(Data entries)
.....
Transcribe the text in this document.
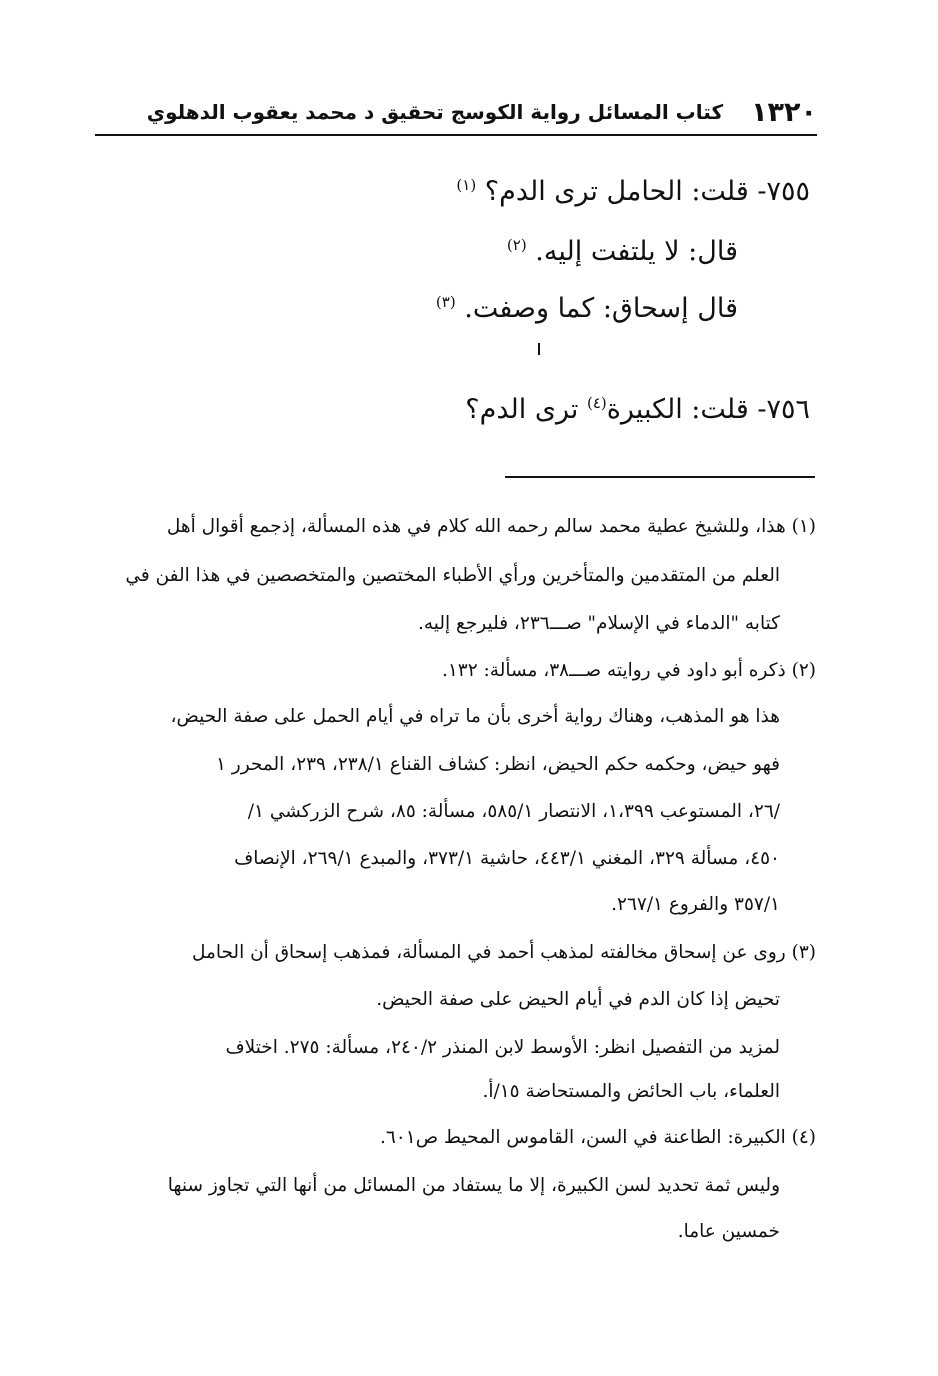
١٣٢٠
كتاب المسائل رواية الكوسج تحقيق د محمد يعقوب الدهلوي
٧٥٥- قلت: الحامل ترى الدم؟ $^{(١)}$
قال: لا يلتفت إليه. $^{(٢)}$
قال إسحاق: كما وصفت. $^{(٣)}$
٧٥٦- قلت: الكبيرة$^{(٤)}$ ترى الدم؟
(١) هذا، وللشيخ عطية محمد سالم رحمه الله كلام في هذه المسألة، إذجمع أقوال أهل
العلم من المتقدمين والمتأخرين ورأي الأطباء المختصين والمتخصصين في هذا الفن في
كتابه "الدماء في الإسلام" صـــ٢٣٦، فليرجع إليه.
(٢) ذكره أبو داود في روايته صـــ٣٨، مسألة: ١٣٢.
هذا هو المذهب، وهناك رواية أخرى بأن ما تراه في أيام الحمل على صفة الحيض،
فهو حيض، وحكمه حكم الحيض، انظر: كشاف القناع ٢٣٨/١، ٢٣٩، المحرر ١
/٢٦، المستوعب ١،٣٩٩، الانتصار ٥٨٥/١، مسألة: ٨٥، شرح الزركشي ١/
٤٥٠، مسألة ٣٢٩، المغني ٤٤٣/١، حاشية ٣٧٣/١، والمبدع ٢٦٩/١، الإنصاف
٣٥٧/١ والفروع ٢٦٧/١.
(٣) روى عن إسحاق مخالفته لمذهب أحمد في المسألة، فمذهب إسحاق أن الحامل
تحيض إذا كان الدم في أيام الحيض على صفة الحيض.
لمزيد من التفصيل انظر: الأوسط لابن المنذر ٢٤٠/٢، مسألة: ٢٧٥. اختلاف
العلماء، باب الحائض والمستحاضة ١٥/أ.
(٤) الكبيرة: الطاعنة في السن، القاموس المحيط ص٦٠١.
وليس ثمة تحديد لسن الكبيرة، إلا ما يستفاد من المسائل من أنها التي تجاوز سنها
خمسين عاما.
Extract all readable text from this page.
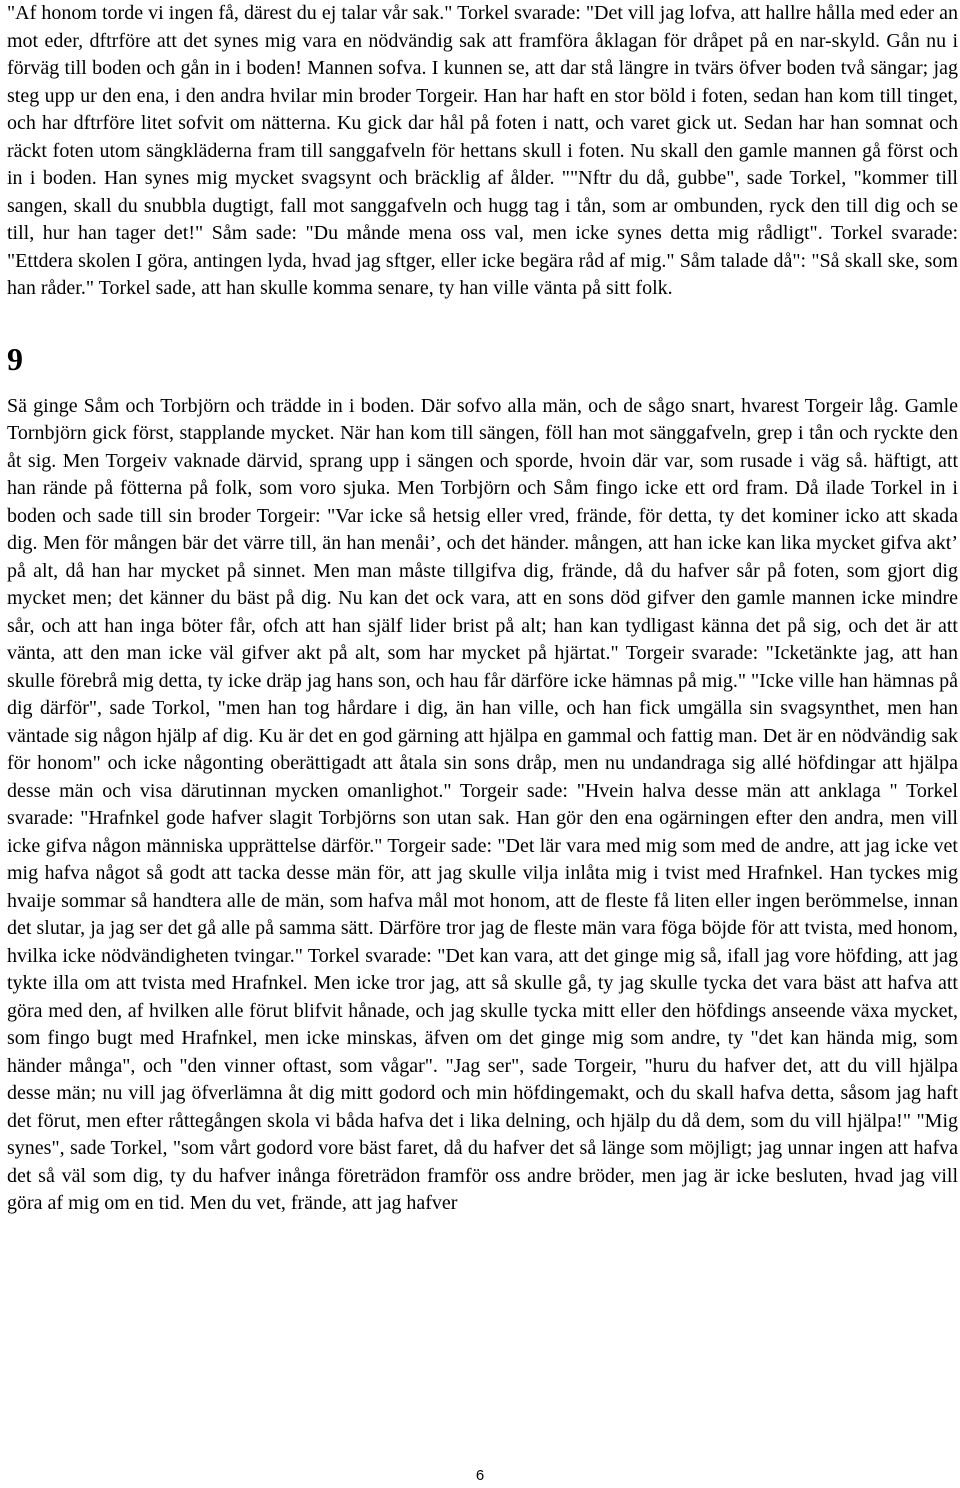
"Af honom torde vi ingen få, därest du ej talar vår sak." Torkel svarade: "Det vill jag lofva, att hallre hålla med eder an mot eder, dftrföre att det synes mig vara en nödvändig sak att framföra åklagan för dråpet på en nar-skyld. Gån nu i förväg till boden och gån in i boden! Mannen sofva. I kunnen se, att dar stå längre in tvärs öfver boden två sängar; jag steg upp ur den ena, i den andra hvilar min broder Torgeir. Han har haft en stor böld i foten, sedan han kom till tinget, och har dftrföre litet sofvit om nätterna. Ku gick dar hål på foten i natt, och varet gick ut. Sedan har han somnat och räckt foten utom sängkläderna fram till sanggafveln för hettans skull i foten. Nu skall den gamle mannen gå först och in i boden. Han synes mig mycket svagsynt och bräcklig af ålder. ""Nftr du då, gubbe", sade Torkel, "kommer till sangen, skall du snubbla dugtigt, fall mot sanggafveln och hugg tag i tån, som ar ombunden, ryck den till dig och se till, hur han tager det!" Såm sade: "Du månde mena oss val, men icke synes detta mig rådligt". Torkel svarade: "Ettdera skolen I göra, antingen lyda, hvad jag sftger, eller icke begära råd af mig." Såm talade då": "Så skall ske, som han råder." Torkel sade, att han skulle komma senare, ty han ville vänta på sitt folk.

9

Sä ginge Såm och Torbjörn och trädde in i boden. Där sofvo alla män, och de sågo snart, hvarest Torgeir låg. Gamle Tornbjörn gick först, stapplande mycket. När han kom till sängen, föll han mot sänggafveln, grep i tån och ryckte den åt sig. Men Torgeiv vaknade därvid, sprang upp i sängen och sporde, hvoin där var, som rusade i väg så. häftigt, att han rände på fötterna på folk, som voro sjuka. Men Torbjörn och Såm fingo icke ett ord fram. Då ilade Torkel in i boden och sade till sin broder Torgeir: "Var icke så hetsig eller vred, frände, för detta, ty det kominer icko att skada dig. Men för mången bär det värre till, än han menåi’, och det händer. mången, att han icke kan lika mycket gifva akt’ på alt, då han har mycket på sinnet. Men man måste tillgifva dig, frände, då du hafver sår på foten, som gjort dig mycket men; det känner du bäst på dig. Nu kan det ock vara, att en sons död gifver den gamle mannen icke mindre sår, och att han inga böter får, ofch att han själf lider brist på alt; han kan tydligast känna det på sig, och det är att vänta, att den man icke väl gifver akt på alt, som har mycket på hjärtat." Torgeir svarade: "Icketänkte jag, att han skulle förebrå mig detta, ty icke dräp jag hans son, och hau får därföre icke hämnas på mig." "Icke ville han hämnas på dig därför", sade Torkol, "men han tog hårdare i dig, än han ville, och han fick umgälla sin svagsynthet, men han väntade sig någon hjälp af dig. Ku är det en god gärning att hjälpa en gammal och fattig man. Det är en nödvändig sak för honom" och icke någonting oberättigadt att åtala sin sons dråp, men nu undandraga sig allé höfdingar att hjälpa desse män och visa därutinnan mycken omanlighot." Torgeir sade: "Hvein halva desse män att anklaga " Torkel svarade: "Hrafnkel gode hafver slagit Torbjörns son utan sak. Han gör den ena ogärningen efter den andra, men vill icke gifva någon människa upprättelse därför." Torgeir sade: "Det lär vara med mig som med de andre, att jag icke vet mig hafva något så godt att tacka desse män för, att jag skulle vilja inlåta mig i tvist med Hrafnkel. Han tyckes mig hvaije sommar så handtera alle de män, som hafva mål mot honom, att de fleste få liten eller ingen berömmelse, innan det slutar, ja jag ser det gå alle på samma sätt. Därföre tror jag de fleste män vara föga böjde för att tvista, med honom, hvilka icke nödvändigheten tvingar." Torkel svarade: "Det kan vara, att det ginge mig så, ifall jag vore höfding, att jag tykte illa om att tvista med Hrafnkel. Men icke tror jag, att så skulle gå, ty jag skulle tycka det vara bäst att hafva att göra med den, af hvilken alle förut blifvit hånade, och jag skulle tycka mitt eller den höfdings anseende växa mycket, som fingo bugt med Hrafnkel, men icke minskas, äfven om det ginge mig som andre, ty "det kan hända mig, som händer många", och "den vinner oftast, som vågar". "Jag ser", sade Torgeir, "huru du hafver det, att du vill hjälpa desse män; nu vill jag öfverlämna åt dig mitt godord och min höfdingemakt, och du skall hafva detta, såsom jag haft det förut, men efter råttegången skola vi båda hafva det i lika delning, och hjälp du då dem, som du vill hjälpa!" "Mig synes", sade Torkel, "som vårt godord vore bäst faret, då du hafver det så länge som möjligt; jag unnar ingen att hafva det så väl som dig, ty du hafver inånga företrädon framför oss andre bröder, men jag är icke besluten, hvad jag vill göra af mig om en tid. Men du vet, frände, att jag hafver

6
.....
→ WHAT IS REQUIRED: Across the records, count the lines holding the string "this". Give the number and stop.

→ THE RESPONSE: 2